» Aim of the task: In the data that follows, count the lines in which the word "palmettes" occurs, and report that figure alone.

(Collection entries)

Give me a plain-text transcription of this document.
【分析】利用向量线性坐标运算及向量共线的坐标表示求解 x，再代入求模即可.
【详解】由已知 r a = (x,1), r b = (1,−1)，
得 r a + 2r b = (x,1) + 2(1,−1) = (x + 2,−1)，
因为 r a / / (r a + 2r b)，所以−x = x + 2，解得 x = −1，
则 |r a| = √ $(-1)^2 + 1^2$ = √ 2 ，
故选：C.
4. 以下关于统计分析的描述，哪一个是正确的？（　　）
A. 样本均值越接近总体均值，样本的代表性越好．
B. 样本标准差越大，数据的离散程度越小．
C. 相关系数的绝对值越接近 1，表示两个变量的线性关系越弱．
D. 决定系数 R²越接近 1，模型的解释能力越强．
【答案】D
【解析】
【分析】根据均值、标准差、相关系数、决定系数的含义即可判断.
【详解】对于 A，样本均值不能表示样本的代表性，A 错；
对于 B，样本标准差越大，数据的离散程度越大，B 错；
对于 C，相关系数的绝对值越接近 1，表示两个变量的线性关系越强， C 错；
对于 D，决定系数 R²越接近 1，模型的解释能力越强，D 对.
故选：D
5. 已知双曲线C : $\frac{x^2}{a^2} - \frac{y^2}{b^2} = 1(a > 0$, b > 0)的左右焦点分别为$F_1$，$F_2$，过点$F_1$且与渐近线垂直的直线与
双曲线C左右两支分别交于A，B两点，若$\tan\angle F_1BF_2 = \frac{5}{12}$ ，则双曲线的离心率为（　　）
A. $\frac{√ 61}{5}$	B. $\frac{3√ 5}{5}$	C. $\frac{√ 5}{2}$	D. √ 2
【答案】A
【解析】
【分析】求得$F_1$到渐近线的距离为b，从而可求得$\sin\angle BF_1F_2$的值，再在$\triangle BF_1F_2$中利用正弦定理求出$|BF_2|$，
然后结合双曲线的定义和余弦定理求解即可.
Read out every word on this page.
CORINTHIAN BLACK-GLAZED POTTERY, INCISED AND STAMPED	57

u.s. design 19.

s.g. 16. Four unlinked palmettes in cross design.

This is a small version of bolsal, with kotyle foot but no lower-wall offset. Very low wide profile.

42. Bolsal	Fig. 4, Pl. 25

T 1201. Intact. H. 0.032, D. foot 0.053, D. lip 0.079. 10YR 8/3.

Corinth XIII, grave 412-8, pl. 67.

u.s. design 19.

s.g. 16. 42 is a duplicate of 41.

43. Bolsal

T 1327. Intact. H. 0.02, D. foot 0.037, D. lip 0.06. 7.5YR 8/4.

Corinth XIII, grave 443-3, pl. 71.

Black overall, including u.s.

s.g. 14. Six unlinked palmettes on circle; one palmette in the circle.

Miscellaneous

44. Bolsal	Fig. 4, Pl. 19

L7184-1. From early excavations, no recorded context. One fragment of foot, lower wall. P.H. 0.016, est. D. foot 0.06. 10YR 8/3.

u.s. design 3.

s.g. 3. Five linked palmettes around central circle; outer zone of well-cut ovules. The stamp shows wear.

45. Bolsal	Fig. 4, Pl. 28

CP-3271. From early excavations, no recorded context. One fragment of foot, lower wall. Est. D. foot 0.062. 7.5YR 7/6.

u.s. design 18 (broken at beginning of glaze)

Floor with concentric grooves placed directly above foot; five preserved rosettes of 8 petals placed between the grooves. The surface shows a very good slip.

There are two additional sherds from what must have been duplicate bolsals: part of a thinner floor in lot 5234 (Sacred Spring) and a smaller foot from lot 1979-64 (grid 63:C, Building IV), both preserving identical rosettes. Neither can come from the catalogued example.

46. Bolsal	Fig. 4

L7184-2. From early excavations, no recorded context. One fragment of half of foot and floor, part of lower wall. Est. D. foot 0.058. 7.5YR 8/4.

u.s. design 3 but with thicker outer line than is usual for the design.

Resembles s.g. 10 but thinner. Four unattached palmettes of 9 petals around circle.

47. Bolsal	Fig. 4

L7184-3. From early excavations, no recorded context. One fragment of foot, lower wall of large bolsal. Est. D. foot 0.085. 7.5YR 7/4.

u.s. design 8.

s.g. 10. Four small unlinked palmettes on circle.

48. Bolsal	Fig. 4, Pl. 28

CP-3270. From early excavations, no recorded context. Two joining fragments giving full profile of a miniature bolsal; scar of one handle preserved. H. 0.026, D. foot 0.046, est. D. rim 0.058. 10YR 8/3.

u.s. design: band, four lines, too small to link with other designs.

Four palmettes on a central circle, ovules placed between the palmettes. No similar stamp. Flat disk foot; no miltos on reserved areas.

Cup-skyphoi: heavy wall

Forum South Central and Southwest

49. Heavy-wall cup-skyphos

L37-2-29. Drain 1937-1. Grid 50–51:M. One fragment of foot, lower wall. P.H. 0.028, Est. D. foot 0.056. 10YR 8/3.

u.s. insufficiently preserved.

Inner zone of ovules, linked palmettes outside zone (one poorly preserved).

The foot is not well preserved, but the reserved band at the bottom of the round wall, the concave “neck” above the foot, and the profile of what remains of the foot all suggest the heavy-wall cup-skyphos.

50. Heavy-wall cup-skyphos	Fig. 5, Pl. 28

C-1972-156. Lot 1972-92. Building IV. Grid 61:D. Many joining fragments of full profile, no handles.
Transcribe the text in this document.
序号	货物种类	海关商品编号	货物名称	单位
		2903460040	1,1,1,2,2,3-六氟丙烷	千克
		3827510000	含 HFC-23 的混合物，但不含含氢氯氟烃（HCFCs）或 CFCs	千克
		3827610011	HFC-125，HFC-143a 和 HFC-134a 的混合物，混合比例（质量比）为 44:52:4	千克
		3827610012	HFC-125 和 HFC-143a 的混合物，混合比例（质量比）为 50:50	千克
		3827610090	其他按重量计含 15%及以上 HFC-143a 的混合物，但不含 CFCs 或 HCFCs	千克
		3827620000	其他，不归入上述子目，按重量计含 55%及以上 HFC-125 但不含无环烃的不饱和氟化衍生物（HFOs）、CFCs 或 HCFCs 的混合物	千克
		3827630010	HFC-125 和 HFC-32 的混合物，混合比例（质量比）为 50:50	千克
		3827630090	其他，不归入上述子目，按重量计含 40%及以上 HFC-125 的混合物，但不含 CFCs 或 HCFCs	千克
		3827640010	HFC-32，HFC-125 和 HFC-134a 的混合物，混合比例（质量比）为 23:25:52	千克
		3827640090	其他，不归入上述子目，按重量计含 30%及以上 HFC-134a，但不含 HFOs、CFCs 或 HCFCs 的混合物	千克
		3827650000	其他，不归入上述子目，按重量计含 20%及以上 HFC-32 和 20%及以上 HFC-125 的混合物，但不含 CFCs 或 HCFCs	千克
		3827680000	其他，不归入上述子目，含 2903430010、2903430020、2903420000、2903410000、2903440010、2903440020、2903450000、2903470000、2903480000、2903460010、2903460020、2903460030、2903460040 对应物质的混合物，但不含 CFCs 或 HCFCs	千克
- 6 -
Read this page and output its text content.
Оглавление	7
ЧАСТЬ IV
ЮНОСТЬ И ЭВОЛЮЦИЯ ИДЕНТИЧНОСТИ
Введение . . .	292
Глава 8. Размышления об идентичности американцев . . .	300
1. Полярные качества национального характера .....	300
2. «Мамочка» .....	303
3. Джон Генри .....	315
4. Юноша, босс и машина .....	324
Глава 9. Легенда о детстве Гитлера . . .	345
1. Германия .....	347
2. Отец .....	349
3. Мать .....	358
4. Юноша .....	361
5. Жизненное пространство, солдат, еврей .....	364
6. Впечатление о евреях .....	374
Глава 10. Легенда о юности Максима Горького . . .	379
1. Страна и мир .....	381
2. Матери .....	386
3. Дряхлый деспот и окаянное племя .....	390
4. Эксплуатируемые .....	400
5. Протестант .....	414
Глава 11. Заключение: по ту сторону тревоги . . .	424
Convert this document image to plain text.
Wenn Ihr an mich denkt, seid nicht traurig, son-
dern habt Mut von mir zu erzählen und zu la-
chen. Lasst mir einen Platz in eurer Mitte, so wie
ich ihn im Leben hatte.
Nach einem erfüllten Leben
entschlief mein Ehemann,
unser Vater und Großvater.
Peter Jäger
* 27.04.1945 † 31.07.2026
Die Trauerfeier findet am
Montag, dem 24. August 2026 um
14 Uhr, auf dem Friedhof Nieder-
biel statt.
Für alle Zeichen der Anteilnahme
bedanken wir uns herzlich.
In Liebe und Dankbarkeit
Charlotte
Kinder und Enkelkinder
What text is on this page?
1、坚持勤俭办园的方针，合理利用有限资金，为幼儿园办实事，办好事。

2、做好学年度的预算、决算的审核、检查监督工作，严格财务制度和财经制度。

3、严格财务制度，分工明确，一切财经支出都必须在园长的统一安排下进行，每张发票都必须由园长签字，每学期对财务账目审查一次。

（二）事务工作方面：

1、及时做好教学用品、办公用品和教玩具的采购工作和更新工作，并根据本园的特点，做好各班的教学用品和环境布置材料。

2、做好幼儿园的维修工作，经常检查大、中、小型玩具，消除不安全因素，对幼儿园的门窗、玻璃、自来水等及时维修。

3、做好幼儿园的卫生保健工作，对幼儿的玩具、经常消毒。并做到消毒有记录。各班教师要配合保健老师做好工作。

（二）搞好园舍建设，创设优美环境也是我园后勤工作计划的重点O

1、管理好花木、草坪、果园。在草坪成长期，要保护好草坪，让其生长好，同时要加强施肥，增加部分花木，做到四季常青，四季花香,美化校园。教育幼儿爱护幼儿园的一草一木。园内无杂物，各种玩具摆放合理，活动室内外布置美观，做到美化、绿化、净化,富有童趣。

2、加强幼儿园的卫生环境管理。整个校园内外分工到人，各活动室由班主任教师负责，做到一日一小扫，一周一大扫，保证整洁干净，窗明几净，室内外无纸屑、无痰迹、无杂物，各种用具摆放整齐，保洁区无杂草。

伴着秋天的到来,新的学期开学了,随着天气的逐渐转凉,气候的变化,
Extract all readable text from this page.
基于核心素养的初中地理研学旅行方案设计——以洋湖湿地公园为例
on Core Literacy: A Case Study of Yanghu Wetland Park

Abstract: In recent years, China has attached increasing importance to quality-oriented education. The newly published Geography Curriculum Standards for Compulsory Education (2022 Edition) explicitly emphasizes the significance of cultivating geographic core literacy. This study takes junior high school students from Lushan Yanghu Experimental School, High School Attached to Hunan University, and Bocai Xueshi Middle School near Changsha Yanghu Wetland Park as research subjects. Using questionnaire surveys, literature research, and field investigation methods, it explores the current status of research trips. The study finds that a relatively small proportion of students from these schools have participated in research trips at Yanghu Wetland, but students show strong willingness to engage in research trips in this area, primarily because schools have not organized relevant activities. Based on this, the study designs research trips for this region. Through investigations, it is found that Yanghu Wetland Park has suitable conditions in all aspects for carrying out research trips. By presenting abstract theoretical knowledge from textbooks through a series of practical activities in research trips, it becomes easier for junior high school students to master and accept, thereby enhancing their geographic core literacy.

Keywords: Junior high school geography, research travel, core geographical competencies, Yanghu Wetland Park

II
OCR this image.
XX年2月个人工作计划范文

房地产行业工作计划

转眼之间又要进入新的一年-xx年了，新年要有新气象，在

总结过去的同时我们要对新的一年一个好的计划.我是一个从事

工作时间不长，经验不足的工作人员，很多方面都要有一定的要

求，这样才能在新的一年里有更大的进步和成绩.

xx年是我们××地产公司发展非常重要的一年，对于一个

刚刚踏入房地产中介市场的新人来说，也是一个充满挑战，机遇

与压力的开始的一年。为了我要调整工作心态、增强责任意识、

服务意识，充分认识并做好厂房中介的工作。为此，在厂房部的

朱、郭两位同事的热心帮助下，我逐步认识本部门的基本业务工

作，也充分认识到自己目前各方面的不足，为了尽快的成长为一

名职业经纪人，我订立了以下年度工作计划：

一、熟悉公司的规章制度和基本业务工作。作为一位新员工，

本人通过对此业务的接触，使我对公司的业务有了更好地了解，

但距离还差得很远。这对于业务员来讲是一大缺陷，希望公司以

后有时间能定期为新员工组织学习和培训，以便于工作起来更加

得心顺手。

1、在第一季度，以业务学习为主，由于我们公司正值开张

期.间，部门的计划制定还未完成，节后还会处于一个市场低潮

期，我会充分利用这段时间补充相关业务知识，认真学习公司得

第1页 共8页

» The output: 7